### Goal
List all the lines in these records that hold "tetahi".

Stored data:
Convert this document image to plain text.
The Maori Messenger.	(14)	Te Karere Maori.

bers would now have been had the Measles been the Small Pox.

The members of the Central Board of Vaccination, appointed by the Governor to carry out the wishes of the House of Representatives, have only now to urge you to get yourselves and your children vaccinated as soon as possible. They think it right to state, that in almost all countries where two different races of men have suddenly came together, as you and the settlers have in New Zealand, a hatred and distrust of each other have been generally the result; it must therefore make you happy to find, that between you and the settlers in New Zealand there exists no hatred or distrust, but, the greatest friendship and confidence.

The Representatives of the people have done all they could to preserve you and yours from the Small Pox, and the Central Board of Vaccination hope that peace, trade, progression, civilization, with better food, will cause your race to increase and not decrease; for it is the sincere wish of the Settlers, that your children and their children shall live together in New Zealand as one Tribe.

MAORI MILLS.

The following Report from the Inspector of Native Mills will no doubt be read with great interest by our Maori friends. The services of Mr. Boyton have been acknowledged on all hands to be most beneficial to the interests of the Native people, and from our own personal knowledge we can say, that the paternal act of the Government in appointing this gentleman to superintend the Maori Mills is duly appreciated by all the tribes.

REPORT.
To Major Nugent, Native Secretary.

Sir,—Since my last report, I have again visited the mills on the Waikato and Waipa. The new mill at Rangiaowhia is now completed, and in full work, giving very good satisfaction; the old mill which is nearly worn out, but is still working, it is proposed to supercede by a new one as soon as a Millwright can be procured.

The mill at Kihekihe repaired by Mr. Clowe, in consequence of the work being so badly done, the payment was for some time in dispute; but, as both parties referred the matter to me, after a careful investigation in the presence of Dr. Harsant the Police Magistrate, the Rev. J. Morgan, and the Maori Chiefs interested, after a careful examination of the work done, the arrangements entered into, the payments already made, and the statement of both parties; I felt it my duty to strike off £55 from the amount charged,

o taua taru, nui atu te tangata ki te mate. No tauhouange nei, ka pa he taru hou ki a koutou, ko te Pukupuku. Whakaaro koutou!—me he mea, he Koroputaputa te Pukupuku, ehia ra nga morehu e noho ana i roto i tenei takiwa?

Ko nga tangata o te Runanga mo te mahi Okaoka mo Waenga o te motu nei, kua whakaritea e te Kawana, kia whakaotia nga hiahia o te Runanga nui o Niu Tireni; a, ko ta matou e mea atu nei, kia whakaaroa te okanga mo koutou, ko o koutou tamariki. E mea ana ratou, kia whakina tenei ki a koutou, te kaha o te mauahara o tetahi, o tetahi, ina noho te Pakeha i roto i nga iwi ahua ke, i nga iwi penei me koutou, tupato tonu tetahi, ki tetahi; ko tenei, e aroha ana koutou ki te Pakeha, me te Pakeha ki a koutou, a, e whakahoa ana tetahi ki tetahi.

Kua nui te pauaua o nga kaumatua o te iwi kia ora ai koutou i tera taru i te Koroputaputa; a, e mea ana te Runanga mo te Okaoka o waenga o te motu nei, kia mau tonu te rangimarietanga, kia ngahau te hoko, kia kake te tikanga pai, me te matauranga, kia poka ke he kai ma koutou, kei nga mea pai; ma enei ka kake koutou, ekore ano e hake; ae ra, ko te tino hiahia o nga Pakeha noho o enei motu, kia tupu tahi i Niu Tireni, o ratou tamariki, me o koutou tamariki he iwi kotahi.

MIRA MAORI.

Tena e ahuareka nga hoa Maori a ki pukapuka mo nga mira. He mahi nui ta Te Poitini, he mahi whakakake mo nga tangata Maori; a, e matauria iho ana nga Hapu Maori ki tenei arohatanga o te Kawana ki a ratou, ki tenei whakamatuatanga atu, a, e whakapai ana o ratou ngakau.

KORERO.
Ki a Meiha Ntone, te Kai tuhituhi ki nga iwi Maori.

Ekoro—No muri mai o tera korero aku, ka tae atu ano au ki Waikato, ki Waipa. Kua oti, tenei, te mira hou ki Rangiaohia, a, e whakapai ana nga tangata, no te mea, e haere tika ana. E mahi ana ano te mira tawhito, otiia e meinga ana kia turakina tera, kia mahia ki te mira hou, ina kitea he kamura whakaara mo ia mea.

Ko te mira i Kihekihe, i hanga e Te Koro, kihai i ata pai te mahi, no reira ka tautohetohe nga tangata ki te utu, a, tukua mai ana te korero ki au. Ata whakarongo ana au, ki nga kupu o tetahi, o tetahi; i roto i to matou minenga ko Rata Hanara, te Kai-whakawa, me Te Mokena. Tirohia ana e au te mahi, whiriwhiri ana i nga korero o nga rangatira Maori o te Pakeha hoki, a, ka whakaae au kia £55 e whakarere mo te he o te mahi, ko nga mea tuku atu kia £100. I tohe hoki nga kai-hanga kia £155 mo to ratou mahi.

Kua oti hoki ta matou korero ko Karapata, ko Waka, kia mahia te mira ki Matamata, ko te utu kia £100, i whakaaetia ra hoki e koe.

### Exercise solution
Ko nga tangata o te Runanga mo te mahi Okaoka mo Waenga o te motu nei, kua whakaritea e te Kawana, kia whakaotia nga hiahia o te Runanga nui o Niu Tireni; a, ko ta matou e mea atu nei, kia whakaaroa te okanga mo koutou, ko o koutou tamariki. E mea ana ratou, kia whakina tenei ki a koutou, te kaha o te mauahara o tetahi, o tetahi, ina noho te Pakeha i roto i nga iwi ahua ke, i nga iwi penei me koutou, tupato tonu tetahi, ki tetahi; ko tenei, e aroha ana koutou ki te Pakeha, me te Pakeha ki a koutou, a, e whakahoa ana tetahi ki tetahi.
Ko te mira i Kihekihe, i hanga e Te Koro, kihai i ata pai te mahi, no reira ka tautohetohe nga tangata ki te utu, a, tukua mai ana te korero ki au. Ata whakarongo ana au, ki nga kupu o tetahi, o tetahi; i roto i to matou minenga ko Rata Hanara, te Kai-whakawa, me Te Mokena. Tirohia ana e au te mahi, whiriwhiri ana i nga korero o nga rangatira Maori o te Pakeha hoki, a, ka whakaae au kia £55 e whakarere mo te he o te mahi, ko nga mea tuku atu kia £100. I tohe hoki nga kai-hanga kia £155 mo to ratou mahi.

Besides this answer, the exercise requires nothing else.